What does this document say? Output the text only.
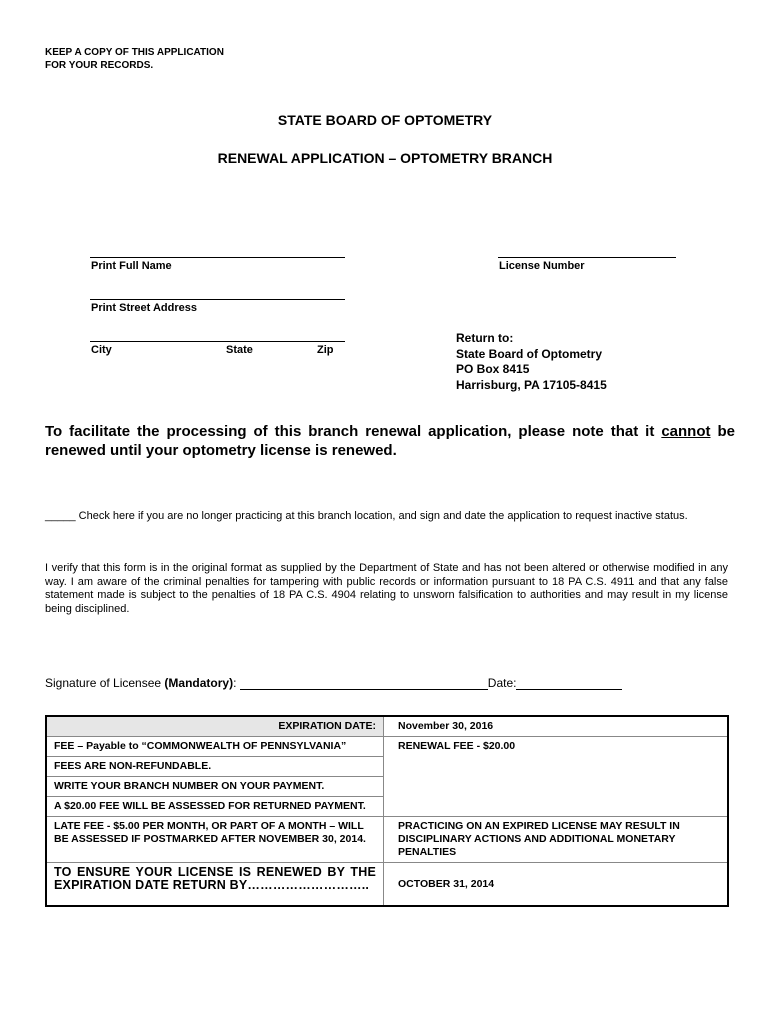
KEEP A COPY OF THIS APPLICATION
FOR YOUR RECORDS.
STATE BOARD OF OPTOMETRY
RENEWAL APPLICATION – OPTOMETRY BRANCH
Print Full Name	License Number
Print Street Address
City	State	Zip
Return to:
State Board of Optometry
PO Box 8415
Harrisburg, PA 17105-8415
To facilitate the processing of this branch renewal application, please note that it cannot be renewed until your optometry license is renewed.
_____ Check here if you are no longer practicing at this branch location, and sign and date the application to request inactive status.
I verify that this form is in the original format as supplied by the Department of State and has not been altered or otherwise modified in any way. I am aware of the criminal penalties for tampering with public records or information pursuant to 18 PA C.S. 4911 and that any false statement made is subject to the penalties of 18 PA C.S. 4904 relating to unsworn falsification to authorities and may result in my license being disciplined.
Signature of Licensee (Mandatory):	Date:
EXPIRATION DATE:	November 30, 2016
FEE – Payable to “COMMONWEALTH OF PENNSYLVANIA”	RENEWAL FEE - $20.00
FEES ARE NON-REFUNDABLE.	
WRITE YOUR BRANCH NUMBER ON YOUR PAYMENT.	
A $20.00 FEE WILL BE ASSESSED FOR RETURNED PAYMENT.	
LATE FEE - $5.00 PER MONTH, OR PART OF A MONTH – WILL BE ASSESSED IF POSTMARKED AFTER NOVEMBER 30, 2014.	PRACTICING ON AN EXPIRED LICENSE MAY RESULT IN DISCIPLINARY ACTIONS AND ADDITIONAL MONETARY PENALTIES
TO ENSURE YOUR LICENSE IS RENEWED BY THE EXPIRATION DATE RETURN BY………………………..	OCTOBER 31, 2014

________________

WORK TO COMPLETE
Copy every record above exactly as written, but leave out the pictures.

OUTPUT FOR THIS TASK
What does this document say? Output the text only.
KEEP A COPY OF THIS APPLICATION
FOR YOUR RECORDS.
STATE BOARD OF OPTOMETRY
RENEWAL APPLICATION – OPTOMETRY BRANCH
Print Full Name	License Number
Print Street Address
City	State	Zip
Return to:
State Board of Optometry
PO Box 8415
Harrisburg, PA 17105-8415
To facilitate the processing of this branch renewal application, please note that it cannot be renewed until your optometry license is renewed.
_____ Check here if you are no longer practicing at this branch location, and sign and date the application to request inactive status.
I verify that this form is in the original format as supplied by the Department of State and has not been altered or otherwise modified in any way. I am aware of the criminal penalties for tampering with public records or information pursuant to 18 PA C.S. 4911 and that any false statement made is subject to the penalties of 18 PA C.S. 4904 relating to unsworn falsification to authorities and may result in my license being disciplined.
Signature of Licensee (Mandatory):	Date:
EXPIRATION DATE:	November 30, 2016
FEE – Payable to “COMMONWEALTH OF PENNSYLVANIA”	RENEWAL FEE - $20.00
FEES ARE NON-REFUNDABLE.	
WRITE YOUR BRANCH NUMBER ON YOUR PAYMENT.	
A $20.00 FEE WILL BE ASSESSED FOR RETURNED PAYMENT.	
LATE FEE - $5.00 PER MONTH, OR PART OF A MONTH – WILL BE ASSESSED IF POSTMARKED AFTER NOVEMBER 30, 2014.	PRACTICING ON AN EXPIRED LICENSE MAY RESULT IN DISCIPLINARY ACTIONS AND ADDITIONAL MONETARY PENALTIES
TO ENSURE YOUR LICENSE IS RENEWED BY THE EXPIRATION DATE RETURN BY………………………..	OCTOBER 31, 2014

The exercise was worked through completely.